(Saved entries)
# # #

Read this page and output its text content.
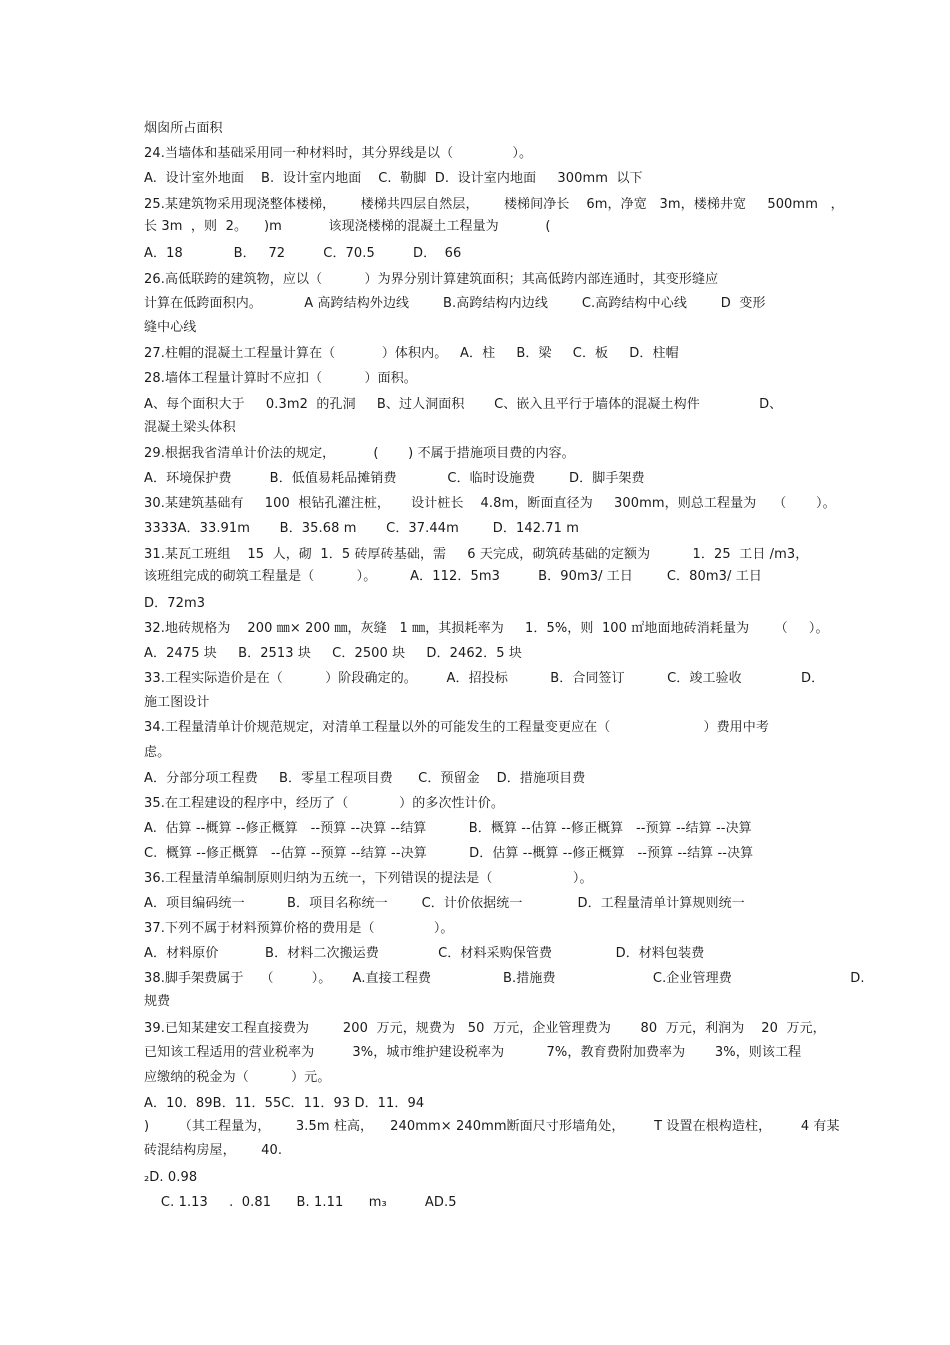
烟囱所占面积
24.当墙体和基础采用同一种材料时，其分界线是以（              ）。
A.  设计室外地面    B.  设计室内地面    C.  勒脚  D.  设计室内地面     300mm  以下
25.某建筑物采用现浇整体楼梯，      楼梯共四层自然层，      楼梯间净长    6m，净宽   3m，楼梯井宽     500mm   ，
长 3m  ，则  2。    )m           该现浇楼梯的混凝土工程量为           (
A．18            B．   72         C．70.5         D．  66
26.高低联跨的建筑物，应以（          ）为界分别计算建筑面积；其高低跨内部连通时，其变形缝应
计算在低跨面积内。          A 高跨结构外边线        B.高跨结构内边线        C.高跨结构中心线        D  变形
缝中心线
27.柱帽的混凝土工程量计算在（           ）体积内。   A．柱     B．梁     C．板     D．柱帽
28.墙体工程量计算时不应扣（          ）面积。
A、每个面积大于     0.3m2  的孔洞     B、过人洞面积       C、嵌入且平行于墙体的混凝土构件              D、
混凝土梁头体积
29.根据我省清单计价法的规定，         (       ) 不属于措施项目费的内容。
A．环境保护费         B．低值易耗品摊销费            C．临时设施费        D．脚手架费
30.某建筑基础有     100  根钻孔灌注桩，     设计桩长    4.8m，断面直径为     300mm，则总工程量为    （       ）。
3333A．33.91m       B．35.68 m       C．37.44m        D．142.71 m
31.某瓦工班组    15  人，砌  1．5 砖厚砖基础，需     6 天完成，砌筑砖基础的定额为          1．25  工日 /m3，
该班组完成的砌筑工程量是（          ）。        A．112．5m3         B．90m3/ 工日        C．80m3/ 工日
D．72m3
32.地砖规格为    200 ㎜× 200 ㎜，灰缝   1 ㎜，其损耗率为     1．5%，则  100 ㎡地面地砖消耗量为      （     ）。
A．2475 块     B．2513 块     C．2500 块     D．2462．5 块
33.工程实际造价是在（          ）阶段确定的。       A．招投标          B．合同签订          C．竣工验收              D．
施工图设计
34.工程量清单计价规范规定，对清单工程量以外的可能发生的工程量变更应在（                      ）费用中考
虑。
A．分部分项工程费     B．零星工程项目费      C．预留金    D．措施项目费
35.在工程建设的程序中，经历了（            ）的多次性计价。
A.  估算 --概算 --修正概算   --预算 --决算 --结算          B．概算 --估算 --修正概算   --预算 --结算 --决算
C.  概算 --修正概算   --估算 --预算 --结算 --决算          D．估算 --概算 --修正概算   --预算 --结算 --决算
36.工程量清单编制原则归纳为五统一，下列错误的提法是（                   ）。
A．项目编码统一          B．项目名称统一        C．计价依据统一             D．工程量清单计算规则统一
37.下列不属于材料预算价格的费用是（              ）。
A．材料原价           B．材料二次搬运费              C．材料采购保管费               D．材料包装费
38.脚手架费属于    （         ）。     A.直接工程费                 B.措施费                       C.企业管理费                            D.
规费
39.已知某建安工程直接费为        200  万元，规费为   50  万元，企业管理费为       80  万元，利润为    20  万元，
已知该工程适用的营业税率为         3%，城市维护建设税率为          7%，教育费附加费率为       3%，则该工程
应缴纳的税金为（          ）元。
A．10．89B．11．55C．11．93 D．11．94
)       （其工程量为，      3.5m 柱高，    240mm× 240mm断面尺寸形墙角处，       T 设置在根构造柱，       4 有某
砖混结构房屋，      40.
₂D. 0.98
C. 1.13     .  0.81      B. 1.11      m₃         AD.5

# # #

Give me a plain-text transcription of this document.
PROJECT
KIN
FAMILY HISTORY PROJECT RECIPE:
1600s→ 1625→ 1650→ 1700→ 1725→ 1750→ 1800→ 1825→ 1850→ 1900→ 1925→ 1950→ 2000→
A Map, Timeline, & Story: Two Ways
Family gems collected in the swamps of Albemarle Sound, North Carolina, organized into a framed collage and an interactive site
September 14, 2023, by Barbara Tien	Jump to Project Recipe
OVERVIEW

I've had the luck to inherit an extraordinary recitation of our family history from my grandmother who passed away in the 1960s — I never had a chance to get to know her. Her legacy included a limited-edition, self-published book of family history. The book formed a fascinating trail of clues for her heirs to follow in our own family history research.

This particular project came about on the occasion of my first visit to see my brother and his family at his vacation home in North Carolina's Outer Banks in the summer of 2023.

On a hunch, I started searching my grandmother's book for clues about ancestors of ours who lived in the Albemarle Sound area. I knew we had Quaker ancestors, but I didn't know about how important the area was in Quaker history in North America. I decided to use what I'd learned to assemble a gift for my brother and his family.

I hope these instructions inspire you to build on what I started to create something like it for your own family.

# # #

**Your instructions:** Gather each line that holds "North".

**Complete response:**
Family gems collected in the swamps of Albemarle Sound, North Carolina, organized into a framed collage and an interactive site
This particular project came about on the occasion of my first visit to see my brother and his family at his vacation home in North Carolina's Outer Banks in the summer of 2023.
On a hunch, I started searching my grandmother's book for clues about ancestors of ours who lived in the Albemarle Sound area. I knew we had Quaker ancestors, but I didn't know about how important the area was in Quaker history in North America. I decided to use what I'd learned to assemble a gift for my brother and his family.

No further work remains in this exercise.